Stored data
══════════

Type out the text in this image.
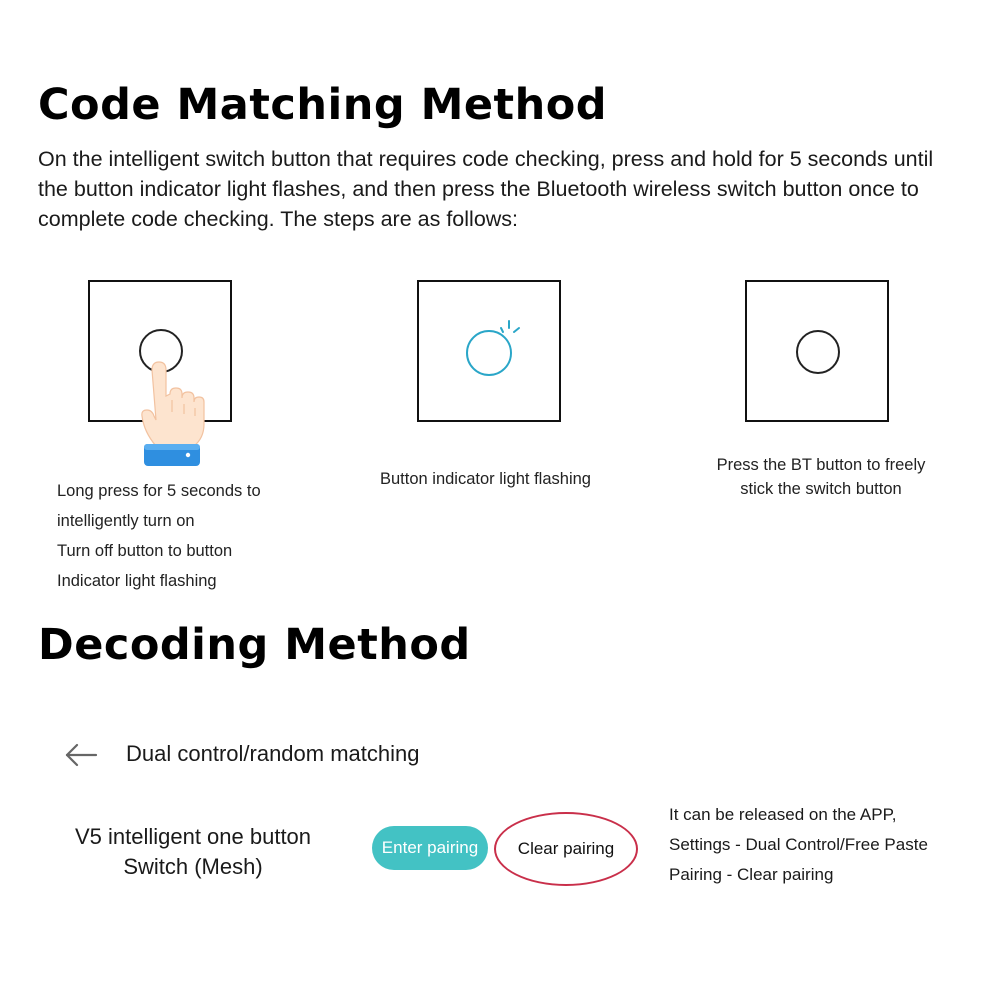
Code Matching Method

On the intelligent switch button that requires code checking, press and hold for 5 seconds until the button indicator light flashes, and then press the Bluetooth wireless switch button once to complete code checking. The steps are as follows:

Long press for 5 seconds to
intelligently turn on
Turn off button to button
Indicator light flashing

Button indicator light flashing

Press the BT button to freely
stick the switch button

Decoding Method

Dual control/random matching

V5 intelligent one button
Switch (Mesh)

Enter pairing	Clear pairing

It can be released on the APP,
Settings - Dual Control/Free Paste
Pairing - Clear pairing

══════════

Problem to work on
Count the lines in the records above that contain the word "Method", and reply with only that number.

The response
2